Problem details> Each entry has to be copied exactly, with nothing missed.

Excerpts from a figure dataset

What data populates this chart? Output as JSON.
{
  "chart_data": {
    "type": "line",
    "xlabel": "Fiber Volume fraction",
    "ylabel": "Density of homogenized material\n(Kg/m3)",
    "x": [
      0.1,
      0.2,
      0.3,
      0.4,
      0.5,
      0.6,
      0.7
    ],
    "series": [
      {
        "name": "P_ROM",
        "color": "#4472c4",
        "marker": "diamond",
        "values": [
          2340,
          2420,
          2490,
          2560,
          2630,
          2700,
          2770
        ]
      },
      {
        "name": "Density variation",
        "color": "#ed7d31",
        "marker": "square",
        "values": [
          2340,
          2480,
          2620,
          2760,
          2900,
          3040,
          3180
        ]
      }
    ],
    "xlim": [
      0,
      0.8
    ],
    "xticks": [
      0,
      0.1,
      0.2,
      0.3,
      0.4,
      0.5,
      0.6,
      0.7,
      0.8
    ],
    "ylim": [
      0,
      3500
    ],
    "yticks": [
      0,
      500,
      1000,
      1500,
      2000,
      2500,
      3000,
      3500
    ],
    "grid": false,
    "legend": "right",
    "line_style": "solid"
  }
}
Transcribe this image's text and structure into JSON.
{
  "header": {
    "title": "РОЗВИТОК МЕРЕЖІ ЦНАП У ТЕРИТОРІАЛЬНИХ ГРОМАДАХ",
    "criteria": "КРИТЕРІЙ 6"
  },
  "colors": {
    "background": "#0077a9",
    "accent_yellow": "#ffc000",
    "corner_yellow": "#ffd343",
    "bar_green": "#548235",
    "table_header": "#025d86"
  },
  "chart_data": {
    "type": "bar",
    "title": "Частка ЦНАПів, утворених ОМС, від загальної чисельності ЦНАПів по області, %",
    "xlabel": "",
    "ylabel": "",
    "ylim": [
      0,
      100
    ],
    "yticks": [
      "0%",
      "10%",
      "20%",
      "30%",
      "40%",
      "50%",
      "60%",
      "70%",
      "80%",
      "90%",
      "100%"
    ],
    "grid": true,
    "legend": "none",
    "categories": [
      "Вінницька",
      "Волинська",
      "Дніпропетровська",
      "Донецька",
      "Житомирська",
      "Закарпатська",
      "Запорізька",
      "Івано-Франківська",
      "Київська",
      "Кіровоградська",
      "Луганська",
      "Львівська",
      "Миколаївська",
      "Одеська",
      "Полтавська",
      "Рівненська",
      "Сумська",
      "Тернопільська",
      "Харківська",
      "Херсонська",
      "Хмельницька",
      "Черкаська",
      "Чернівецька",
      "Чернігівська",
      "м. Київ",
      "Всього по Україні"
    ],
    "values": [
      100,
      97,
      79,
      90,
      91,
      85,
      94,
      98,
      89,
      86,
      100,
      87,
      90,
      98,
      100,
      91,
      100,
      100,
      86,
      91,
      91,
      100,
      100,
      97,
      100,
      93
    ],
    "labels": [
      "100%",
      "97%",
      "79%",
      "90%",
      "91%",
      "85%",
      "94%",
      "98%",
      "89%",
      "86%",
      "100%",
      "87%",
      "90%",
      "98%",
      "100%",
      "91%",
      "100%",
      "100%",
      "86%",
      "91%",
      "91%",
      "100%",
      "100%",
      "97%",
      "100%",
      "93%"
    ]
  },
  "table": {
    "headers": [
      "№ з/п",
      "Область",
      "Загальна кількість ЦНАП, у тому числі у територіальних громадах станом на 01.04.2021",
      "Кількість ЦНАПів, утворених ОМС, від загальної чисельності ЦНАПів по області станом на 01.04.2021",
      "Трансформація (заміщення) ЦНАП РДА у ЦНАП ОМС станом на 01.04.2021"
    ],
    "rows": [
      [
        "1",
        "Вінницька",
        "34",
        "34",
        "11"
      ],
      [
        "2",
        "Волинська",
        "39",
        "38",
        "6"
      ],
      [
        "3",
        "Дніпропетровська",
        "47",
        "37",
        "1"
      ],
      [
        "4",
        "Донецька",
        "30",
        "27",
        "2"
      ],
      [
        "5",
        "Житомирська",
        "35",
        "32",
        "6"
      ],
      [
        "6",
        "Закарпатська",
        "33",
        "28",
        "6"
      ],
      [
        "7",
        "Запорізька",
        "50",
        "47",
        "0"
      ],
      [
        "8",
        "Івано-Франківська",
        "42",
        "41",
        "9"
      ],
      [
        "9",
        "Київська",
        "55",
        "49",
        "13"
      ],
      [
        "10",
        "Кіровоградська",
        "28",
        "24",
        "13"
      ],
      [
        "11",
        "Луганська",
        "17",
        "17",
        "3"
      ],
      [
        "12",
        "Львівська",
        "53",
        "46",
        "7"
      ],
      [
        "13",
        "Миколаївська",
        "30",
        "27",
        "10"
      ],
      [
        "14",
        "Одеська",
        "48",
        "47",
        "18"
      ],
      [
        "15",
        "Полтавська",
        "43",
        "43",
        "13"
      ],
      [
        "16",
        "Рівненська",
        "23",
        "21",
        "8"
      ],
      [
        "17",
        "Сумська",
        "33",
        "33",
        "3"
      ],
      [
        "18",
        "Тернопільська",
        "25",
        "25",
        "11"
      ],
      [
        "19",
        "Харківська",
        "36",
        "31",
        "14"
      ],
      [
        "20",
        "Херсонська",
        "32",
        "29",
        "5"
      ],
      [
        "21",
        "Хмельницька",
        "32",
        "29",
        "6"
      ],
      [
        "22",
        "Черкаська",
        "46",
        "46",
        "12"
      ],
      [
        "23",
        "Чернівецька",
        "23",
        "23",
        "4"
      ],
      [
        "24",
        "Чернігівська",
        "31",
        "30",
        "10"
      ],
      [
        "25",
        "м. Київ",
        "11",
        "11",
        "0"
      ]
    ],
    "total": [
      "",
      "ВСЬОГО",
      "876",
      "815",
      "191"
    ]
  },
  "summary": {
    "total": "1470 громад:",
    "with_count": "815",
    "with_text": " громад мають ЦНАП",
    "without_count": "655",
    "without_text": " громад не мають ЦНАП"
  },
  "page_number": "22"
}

Solution to the problem>
What data populates this chart? Output as JSON.
{
  "chart_data": {
    "type": "line",
    "xlabel": "Fiber Volume fraction",
    "ylabel": "Density of homogenized material\n(Kg/m3)",
    "x": [
      0.1,
      0.2,
      0.3,
      0.4,
      0.5,
      0.6,
      0.7
    ],
    "series": [
      {
        "name": "P_ROM",
        "color": "#4472c4",
        "marker": "diamond",
        "values": [
          2340,
          2420,
          2490,
          2560,
          2630,
          2700,
          2770
        ]
      },
      {
        "name": "Density variation",
        "color": "#ed7d31",
        "marker": "square",
        "values": [
          2340,
          2480,
          2620,
          2760,
          2900,
          3040,
          3180
        ]
      }
    ],
    "xlim": [
      0,
      0.8
    ],
    "xticks": [
      0,
      0.1,
      0.2,
      0.3,
      0.4,
      0.5,
      0.6,
      0.7,
      0.8
    ],
    "ylim": [
      0,
      3500
    ],
    "yticks": [
      0,
      500,
      1000,
      1500,
      2000,
      2500,
      3000,
      3500
    ],
    "grid": false,
    "legend": "right",
    "line_style": "solid"
  }
}
Transcribe this image's text and structure into JSON.
{
  "header": {
    "title": "РОЗВИТОК МЕРЕЖІ ЦНАП У ТЕРИТОРІАЛЬНИХ ГРОМАДАХ",
    "criteria": "КРИТЕРІЙ 6"
  },
  "colors": {
    "background": "#0077a9",
    "accent_yellow": "#ffc000",
    "corner_yellow": "#ffd343",
    "bar_green": "#548235",
    "table_header": "#025d86"
  },
  "chart_data": {
    "type": "bar",
    "title": "Частка ЦНАПів, утворених ОМС, від загальної чисельності ЦНАПів по області, %",
    "xlabel": "",
    "ylabel": "",
    "ylim": [
      0,
      100
    ],
    "yticks": [
      "0%",
      "10%",
      "20%",
      "30%",
      "40%",
      "50%",
      "60%",
      "70%",
      "80%",
      "90%",
      "100%"
    ],
    "grid": true,
    "legend": "none",
    "categories": [
      "Вінницька",
      "Волинська",
      "Дніпропетровська",
      "Донецька",
      "Житомирська",
      "Закарпатська",
      "Запорізька",
      "Івано-Франківська",
      "Київська",
      "Кіровоградська",
      "Луганська",
      "Львівська",
      "Миколаївська",
      "Одеська",
      "Полтавська",
      "Рівненська",
      "Сумська",
      "Тернопільська",
      "Харківська",
      "Херсонська",
      "Хмельницька",
      "Черкаська",
      "Чернівецька",
      "Чернігівська",
      "м. Київ",
      "Всього по Україні"
    ],
    "values": [
      100,
      97,
      79,
      90,
      91,
      85,
      94,
      98,
      89,
      86,
      100,
      87,
      90,
      98,
      100,
      91,
      100,
      100,
      86,
      91,
      91,
      100,
      100,
      97,
      100,
      93
    ],
    "labels": [
      "100%",
      "97%",
      "79%",
      "90%",
      "91%",
      "85%",
      "94%",
      "98%",
      "89%",
      "86%",
      "100%",
      "87%",
      "90%",
      "98%",
      "100%",
      "91%",
      "100%",
      "100%",
      "86%",
      "91%",
      "91%",
      "100%",
      "100%",
      "97%",
      "100%",
      "93%"
    ]
  },
  "table": {
    "headers": [
      "№ з/п",
      "Область",
      "Загальна кількість ЦНАП, у тому числі у територіальних громадах станом на 01.04.2021",
      "Кількість ЦНАПів, утворених ОМС, від загальної чисельності ЦНАПів по області станом на 01.04.2021",
      "Трансформація (заміщення) ЦНАП РДА у ЦНАП ОМС станом на 01.04.2021"
    ],
    "rows": [
      [
        "1",
        "Вінницька",
        "34",
        "34",
        "11"
      ],
      [
        "2",
        "Волинська",
        "39",
        "38",
        "6"
      ],
      [
        "3",
        "Дніпропетровська",
        "47",
        "37",
        "1"
      ],
      [
        "4",
        "Донецька",
        "30",
        "27",
        "2"
      ],
      [
        "5",
        "Житомирська",
        "35",
        "32",
        "6"
      ],
      [
        "6",
        "Закарпатська",
        "33",
        "28",
        "6"
      ],
      [
        "7",
        "Запорізька",
        "50",
        "47",
        "0"
      ],
      [
        "8",
        "Івано-Франківська",
        "42",
        "41",
        "9"
      ],
      [
        "9",
        "Київська",
        "55",
        "49",
        "13"
      ],
      [
        "10",
        "Кіровоградська",
        "28",
        "24",
        "13"
      ],
      [
        "11",
        "Луганська",
        "17",
        "17",
        "3"
      ],
      [
        "12",
        "Львівська",
        "53",
        "46",
        "7"
      ],
      [
        "13",
        "Миколаївська",
        "30",
        "27",
        "10"
      ],
      [
        "14",
        "Одеська",
        "48",
        "47",
        "18"
      ],
      [
        "15",
        "Полтавська",
        "43",
        "43",
        "13"
      ],
      [
        "16",
        "Рівненська",
        "23",
        "21",
        "8"
      ],
      [
        "17",
        "Сумська",
        "33",
        "33",
        "3"
      ],
      [
        "18",
        "Тернопільська",
        "25",
        "25",
        "11"
      ],
      [
        "19",
        "Харківська",
        "36",
        "31",
        "14"
      ],
      [
        "20",
        "Херсонська",
        "32",
        "29",
        "5"
      ],
      [
        "21",
        "Хмельницька",
        "32",
        "29",
        "6"
      ],
      [
        "22",
        "Черкаська",
        "46",
        "46",
        "12"
      ],
      [
        "23",
        "Чернівецька",
        "23",
        "23",
        "4"
      ],
      [
        "24",
        "Чернігівська",
        "31",
        "30",
        "10"
      ],
      [
        "25",
        "м. Київ",
        "11",
        "11",
        "0"
      ]
    ],
    "total": [
      "",
      "ВСЬОГО",
      "876",
      "815",
      "191"
    ]
  },
  "summary": {
    "total": "1470 громад:",
    "with_count": "815",
    "with_text": " громад мають ЦНАП",
    "without_count": "655",
    "without_text": " громад не мають ЦНАП"
  },
  "page_number": "22"
}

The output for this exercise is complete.